* begin Rows *
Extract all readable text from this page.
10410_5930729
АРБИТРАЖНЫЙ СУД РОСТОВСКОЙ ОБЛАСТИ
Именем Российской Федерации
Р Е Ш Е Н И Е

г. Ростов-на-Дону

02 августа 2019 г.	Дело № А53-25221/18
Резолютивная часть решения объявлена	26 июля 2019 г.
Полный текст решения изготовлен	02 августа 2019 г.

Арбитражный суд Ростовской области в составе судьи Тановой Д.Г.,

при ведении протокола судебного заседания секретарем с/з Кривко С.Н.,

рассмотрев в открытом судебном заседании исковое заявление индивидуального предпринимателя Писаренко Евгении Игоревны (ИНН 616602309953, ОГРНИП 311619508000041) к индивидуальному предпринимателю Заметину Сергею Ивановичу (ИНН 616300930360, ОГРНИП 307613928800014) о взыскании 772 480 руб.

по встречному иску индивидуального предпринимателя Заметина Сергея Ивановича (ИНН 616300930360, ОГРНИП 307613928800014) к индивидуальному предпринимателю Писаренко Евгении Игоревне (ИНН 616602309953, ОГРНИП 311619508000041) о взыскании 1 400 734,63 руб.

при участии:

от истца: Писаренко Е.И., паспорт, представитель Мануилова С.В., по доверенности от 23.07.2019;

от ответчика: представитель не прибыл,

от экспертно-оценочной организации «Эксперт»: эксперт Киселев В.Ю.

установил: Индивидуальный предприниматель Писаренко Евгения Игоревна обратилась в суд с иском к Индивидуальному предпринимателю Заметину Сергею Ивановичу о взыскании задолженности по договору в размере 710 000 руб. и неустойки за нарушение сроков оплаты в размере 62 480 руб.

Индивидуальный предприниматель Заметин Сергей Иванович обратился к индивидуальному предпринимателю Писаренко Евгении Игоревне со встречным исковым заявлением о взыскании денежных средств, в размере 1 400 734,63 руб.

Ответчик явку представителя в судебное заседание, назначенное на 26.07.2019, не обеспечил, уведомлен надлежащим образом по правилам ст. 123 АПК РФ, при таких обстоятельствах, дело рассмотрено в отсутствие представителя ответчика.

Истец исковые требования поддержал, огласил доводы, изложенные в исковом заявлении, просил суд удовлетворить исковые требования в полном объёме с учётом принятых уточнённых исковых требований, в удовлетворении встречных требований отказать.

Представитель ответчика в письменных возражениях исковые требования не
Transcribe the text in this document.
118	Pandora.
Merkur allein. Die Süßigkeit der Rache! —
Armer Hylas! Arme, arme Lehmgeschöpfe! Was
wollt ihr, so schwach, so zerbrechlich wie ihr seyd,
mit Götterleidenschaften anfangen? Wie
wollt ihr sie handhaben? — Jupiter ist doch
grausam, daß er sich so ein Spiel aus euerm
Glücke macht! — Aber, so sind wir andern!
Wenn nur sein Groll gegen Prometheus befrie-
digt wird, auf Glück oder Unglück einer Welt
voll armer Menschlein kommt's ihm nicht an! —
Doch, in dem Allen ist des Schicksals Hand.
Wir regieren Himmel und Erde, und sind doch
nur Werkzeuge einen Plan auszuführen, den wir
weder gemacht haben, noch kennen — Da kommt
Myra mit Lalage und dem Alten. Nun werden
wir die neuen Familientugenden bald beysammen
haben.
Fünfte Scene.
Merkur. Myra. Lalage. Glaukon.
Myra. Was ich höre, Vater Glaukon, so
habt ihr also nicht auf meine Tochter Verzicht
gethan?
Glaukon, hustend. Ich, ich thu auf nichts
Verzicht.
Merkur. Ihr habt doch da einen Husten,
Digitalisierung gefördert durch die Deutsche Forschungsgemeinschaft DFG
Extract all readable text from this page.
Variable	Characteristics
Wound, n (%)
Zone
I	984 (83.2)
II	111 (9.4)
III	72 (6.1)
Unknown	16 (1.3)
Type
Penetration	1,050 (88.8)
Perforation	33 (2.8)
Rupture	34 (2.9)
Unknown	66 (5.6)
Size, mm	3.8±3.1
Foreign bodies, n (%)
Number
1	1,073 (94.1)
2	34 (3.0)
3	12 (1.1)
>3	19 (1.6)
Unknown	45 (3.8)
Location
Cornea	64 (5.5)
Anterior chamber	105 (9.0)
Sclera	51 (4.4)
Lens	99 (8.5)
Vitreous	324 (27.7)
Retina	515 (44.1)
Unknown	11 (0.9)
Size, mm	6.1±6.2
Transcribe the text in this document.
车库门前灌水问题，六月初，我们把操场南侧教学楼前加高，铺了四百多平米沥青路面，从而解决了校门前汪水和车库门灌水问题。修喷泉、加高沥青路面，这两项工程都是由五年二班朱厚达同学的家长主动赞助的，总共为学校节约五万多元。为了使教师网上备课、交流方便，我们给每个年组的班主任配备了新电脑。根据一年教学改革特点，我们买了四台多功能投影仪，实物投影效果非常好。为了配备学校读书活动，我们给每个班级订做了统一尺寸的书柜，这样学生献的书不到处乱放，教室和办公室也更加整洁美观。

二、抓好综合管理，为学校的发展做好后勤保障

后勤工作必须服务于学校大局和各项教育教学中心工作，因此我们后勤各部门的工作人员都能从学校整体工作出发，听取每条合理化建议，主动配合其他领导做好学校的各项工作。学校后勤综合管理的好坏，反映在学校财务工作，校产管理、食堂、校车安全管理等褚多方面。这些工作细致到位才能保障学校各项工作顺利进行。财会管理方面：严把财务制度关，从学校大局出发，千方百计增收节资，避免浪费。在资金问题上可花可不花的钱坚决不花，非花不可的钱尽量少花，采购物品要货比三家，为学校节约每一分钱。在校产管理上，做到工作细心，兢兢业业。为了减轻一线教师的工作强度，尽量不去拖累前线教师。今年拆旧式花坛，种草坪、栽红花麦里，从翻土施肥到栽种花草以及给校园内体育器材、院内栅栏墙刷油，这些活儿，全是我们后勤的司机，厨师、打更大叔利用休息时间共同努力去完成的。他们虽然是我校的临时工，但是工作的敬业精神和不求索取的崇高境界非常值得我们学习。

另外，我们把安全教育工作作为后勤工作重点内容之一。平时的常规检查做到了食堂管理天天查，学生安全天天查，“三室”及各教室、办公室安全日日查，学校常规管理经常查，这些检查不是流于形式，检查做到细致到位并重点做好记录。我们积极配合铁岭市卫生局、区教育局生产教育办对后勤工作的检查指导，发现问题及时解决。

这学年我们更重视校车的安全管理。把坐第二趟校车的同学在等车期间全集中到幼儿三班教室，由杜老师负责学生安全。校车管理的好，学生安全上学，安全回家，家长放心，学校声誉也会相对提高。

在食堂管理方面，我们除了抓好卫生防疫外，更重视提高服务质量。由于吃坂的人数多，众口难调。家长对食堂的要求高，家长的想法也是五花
* end Rows *
What is needed
Repeat each of the entries above precisely as given.

Written answer
Extract all readable text from this page.
10410_5930729
АРБИТРАЖНЫЙ СУД РОСТОВСКОЙ ОБЛАСТИ
Именем Российской Федерации
Р Е Ш Е Н И Е

г. Ростов-на-Дону

02 августа 2019 г.	Дело № А53-25221/18
Резолютивная часть решения объявлена	26 июля 2019 г.
Полный текст решения изготовлен	02 августа 2019 г.

Арбитражный суд Ростовской области в составе судьи Тановой Д.Г.,

при ведении протокола судебного заседания секретарем с/з Кривко С.Н.,

рассмотрев в открытом судебном заседании исковое заявление индивидуального предпринимателя Писаренко Евгении Игоревны (ИНН 616602309953, ОГРНИП 311619508000041) к индивидуальному предпринимателю Заметину Сергею Ивановичу (ИНН 616300930360, ОГРНИП 307613928800014) о взыскании 772 480 руб.

по встречному иску индивидуального предпринимателя Заметина Сергея Ивановича (ИНН 616300930360, ОГРНИП 307613928800014) к индивидуальному предпринимателю Писаренко Евгении Игоревне (ИНН 616602309953, ОГРНИП 311619508000041) о взыскании 1 400 734,63 руб.

при участии:

от истца: Писаренко Е.И., паспорт, представитель Мануилова С.В., по доверенности от 23.07.2019;

от ответчика: представитель не прибыл,

от экспертно-оценочной организации «Эксперт»: эксперт Киселев В.Ю.

установил: Индивидуальный предприниматель Писаренко Евгения Игоревна обратилась в суд с иском к Индивидуальному предпринимателю Заметину Сергею Ивановичу о взыскании задолженности по договору в размере 710 000 руб. и неустойки за нарушение сроков оплаты в размере 62 480 руб.

Индивидуальный предприниматель Заметин Сергей Иванович обратился к индивидуальному предпринимателю Писаренко Евгении Игоревне со встречным исковым заявлением о взыскании денежных средств, в размере 1 400 734,63 руб.

Ответчик явку представителя в судебное заседание, назначенное на 26.07.2019, не обеспечил, уведомлен надлежащим образом по правилам ст. 123 АПК РФ, при таких обстоятельствах, дело рассмотрено в отсутствие представителя ответчика.

Истец исковые требования поддержал, огласил доводы, изложенные в исковом заявлении, просил суд удовлетворить исковые требования в полном объёме с учётом принятых уточнённых исковых требований, в удовлетворении встречных требований отказать.

Представитель ответчика в письменных возражениях исковые требования не
Transcribe the text in this document.
118	Pandora.
Merkur allein. Die Süßigkeit der Rache! —
Armer Hylas! Arme, arme Lehmgeschöpfe! Was
wollt ihr, so schwach, so zerbrechlich wie ihr seyd,
mit Götterleidenschaften anfangen? Wie
wollt ihr sie handhaben? — Jupiter ist doch
grausam, daß er sich so ein Spiel aus euerm
Glücke macht! — Aber, so sind wir andern!
Wenn nur sein Groll gegen Prometheus befrie-
digt wird, auf Glück oder Unglück einer Welt
voll armer Menschlein kommt's ihm nicht an! —
Doch, in dem Allen ist des Schicksals Hand.
Wir regieren Himmel und Erde, und sind doch
nur Werkzeuge einen Plan auszuführen, den wir
weder gemacht haben, noch kennen — Da kommt
Myra mit Lalage und dem Alten. Nun werden
wir die neuen Familientugenden bald beysammen
haben.
Fünfte Scene.
Merkur. Myra. Lalage. Glaukon.
Myra. Was ich höre, Vater Glaukon, so
habt ihr also nicht auf meine Tochter Verzicht
gethan?
Glaukon, hustend. Ich, ich thu auf nichts
Verzicht.
Merkur. Ihr habt doch da einen Husten,
Digitalisierung gefördert durch die Deutsche Forschungsgemeinschaft DFG
Extract all readable text from this page.
Variable	Characteristics
Wound, n (%)
Zone
I	984 (83.2)
II	111 (9.4)
III	72 (6.1)
Unknown	16 (1.3)
Type
Penetration	1,050 (88.8)
Perforation	33 (2.8)
Rupture	34 (2.9)
Unknown	66 (5.6)
Size, mm	3.8±3.1
Foreign bodies, n (%)
Number
1	1,073 (94.1)
2	34 (3.0)
3	12 (1.1)
>3	19 (1.6)
Unknown	45 (3.8)
Location
Cornea	64 (5.5)
Anterior chamber	105 (9.0)
Sclera	51 (4.4)
Lens	99 (8.5)
Vitreous	324 (27.7)
Retina	515 (44.1)
Unknown	11 (0.9)
Size, mm	6.1±6.2
Transcribe the text in this document.
车库门前灌水问题，六月初，我们把操场南侧教学楼前加高，铺了四百多平米沥青路面，从而解决了校门前汪水和车库门灌水问题。修喷泉、加高沥青路面，这两项工程都是由五年二班朱厚达同学的家长主动赞助的，总共为学校节约五万多元。为了使教师网上备课、交流方便，我们给每个年组的班主任配备了新电脑。根据一年教学改革特点，我们买了四台多功能投影仪，实物投影效果非常好。为了配备学校读书活动，我们给每个班级订做了统一尺寸的书柜，这样学生献的书不到处乱放，教室和办公室也更加整洁美观。

二、抓好综合管理，为学校的发展做好后勤保障

后勤工作必须服务于学校大局和各项教育教学中心工作，因此我们后勤各部门的工作人员都能从学校整体工作出发，听取每条合理化建议，主动配合其他领导做好学校的各项工作。学校后勤综合管理的好坏，反映在学校财务工作，校产管理、食堂、校车安全管理等褚多方面。这些工作细致到位才能保障学校各项工作顺利进行。财会管理方面：严把财务制度关，从学校大局出发，千方百计增收节资，避免浪费。在资金问题上可花可不花的钱坚决不花，非花不可的钱尽量少花，采购物品要货比三家，为学校节约每一分钱。在校产管理上，做到工作细心，兢兢业业。为了减轻一线教师的工作强度，尽量不去拖累前线教师。今年拆旧式花坛，种草坪、栽红花麦里，从翻土施肥到栽种花草以及给校园内体育器材、院内栅栏墙刷油，这些活儿，全是我们后勤的司机，厨师、打更大叔利用休息时间共同努力去完成的。他们虽然是我校的临时工，但是工作的敬业精神和不求索取的崇高境界非常值得我们学习。

另外，我们把安全教育工作作为后勤工作重点内容之一。平时的常规检查做到了食堂管理天天查，学生安全天天查，“三室”及各教室、办公室安全日日查，学校常规管理经常查，这些检查不是流于形式，检查做到细致到位并重点做好记录。我们积极配合铁岭市卫生局、区教育局生产教育办对后勤工作的检查指导，发现问题及时解决。

这学年我们更重视校车的安全管理。把坐第二趟校车的同学在等车期间全集中到幼儿三班教室，由杜老师负责学生安全。校车管理的好，学生安全上学，安全回家，家长放心，学校声誉也会相对提高。

在食堂管理方面，我们除了抓好卫生防疫外，更重视提高服务质量。由于吃坂的人数多，众口难调。家长对食堂的要求高，家长的想法也是五花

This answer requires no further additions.